Discurso no Senado Federal

ESTRATEGIAS DA POLITICA EXTERNA NORTE-AMERICANA, ADOTADAS PARA A AMERICA LATINA E SEUS DESDOBRAMENTOS, NOTADAMENTE AS DECLARAÇÕES DO PRESIDENTE ARGENTINO CARLOS MENEM. SOLIDARIZANDO-SE COM O DISCURSO DO SENADOR JOSE SARNEY, PRONUNCIADO ONTEM NO SENADO SOBRE O TEMA ABORDADO POR S.EXA.

Autor
Benedita da Silva (PT - Partido dos Trabalhadores/RJ)
Nome completo: Benedita Souza da Silva Sampaio
Casa
Senado Federal
Tipo
Discurso
Resumo por assunto
POLITICA EXTERNA.:
  • ESTRATEGIAS DA POLITICA EXTERNA NORTE-AMERICANA, ADOTADAS PARA A AMERICA LATINA E SEUS DESDOBRAMENTOS, NOTADAMENTE AS DECLARAÇÕES DO PRESIDENTE ARGENTINO CARLOS MENEM. SOLIDARIZANDO-SE COM O DISCURSO DO SENADOR JOSE SARNEY, PRONUNCIADO ONTEM NO SENADO SOBRE O TEMA ABORDADO POR S.EXA.
Publicação
Publicação no DSF de 22/08/1997 - Página 17060
Assunto
Outros > POLITICA EXTERNA.
Indexação
  • APOIO, PRONUNCIAMENTO, JOSE SARNEY, SENADOR, OPOSIÇÃO, POLITICA EXTERNA, PAIS ESTRANGEIRO, ESTADOS UNIDOS DA AMERICA (EUA), PROVOCAÇÃO, CONFLITO, ESTADOS MEMBROS, MERCADO COMUM DO SUL (MERCOSUL), ESPECIFICAÇÃO, BRASIL, ARGENTINA.

==============================

◆ PEDIDO ESCRITO:
Pode transcrever na íntegra, palavra por palavra, a ficha do discurso de Benedita da Silva no Senado que aparece acima?

◆ DADOS:

==============================

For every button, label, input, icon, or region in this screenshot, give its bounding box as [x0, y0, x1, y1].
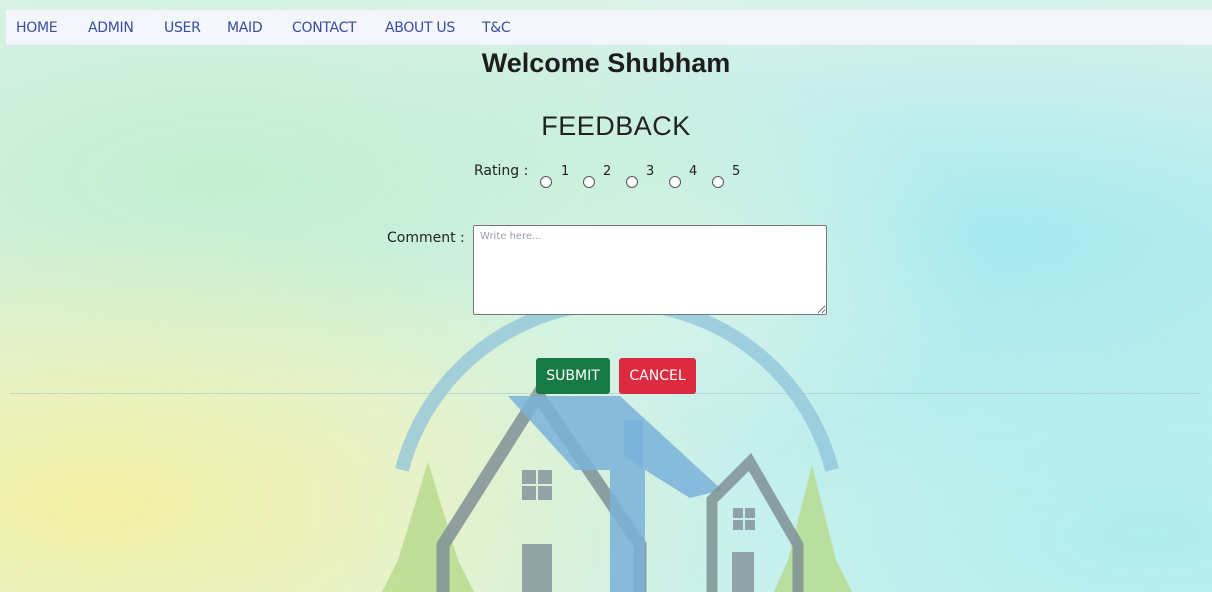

==============================

◆ RESPOSTA:
Discurso no Senado Federal

ESTRATEGIAS DA POLITICA EXTERNA NORTE-AMERICANA, ADOTADAS PARA A AMERICA LATINA E SEUS DESDOBRAMENTOS, NOTADAMENTE AS DECLARAÇÕES DO PRESIDENTE ARGENTINO CARLOS MENEM. SOLIDARIZANDO-SE COM O DISCURSO DO SENADOR JOSE SARNEY, PRONUNCIADO ONTEM NO SENADO SOBRE O TEMA ABORDADO POR S.EXA.

Autor
Benedita da Silva (PT - Partido dos Trabalhadores/RJ)
Nome completo: Benedita Souza da Silva Sampaio
Casa
Senado Federal
Tipo
Discurso
Resumo por assunto
POLITICA EXTERNA.:
  • ESTRATEGIAS DA POLITICA EXTERNA NORTE-AMERICANA, ADOTADAS PARA A AMERICA LATINA E SEUS DESDOBRAMENTOS, NOTADAMENTE AS DECLARAÇÕES DO PRESIDENTE ARGENTINO CARLOS MENEM. SOLIDARIZANDO-SE COM O DISCURSO DO SENADOR JOSE SARNEY, PRONUNCIADO ONTEM NO SENADO SOBRE O TEMA ABORDADO POR S.EXA.
Publicação
Publicação no DSF de 22/08/1997 - Página 17060
Assunto
Outros > POLITICA EXTERNA.
Indexação
  • APOIO, PRONUNCIAMENTO, JOSE SARNEY, SENADOR, OPOSIÇÃO, POLITICA EXTERNA, PAIS ESTRANGEIRO, ESTADOS UNIDOS DA AMERICA (EUA), PROVOCAÇÃO, CONFLITO, ESTADOS MEMBROS, MERCADO COMUM DO SUL (MERCOSUL), ESPECIFICAÇÃO, BRASIL, ARGENTINA.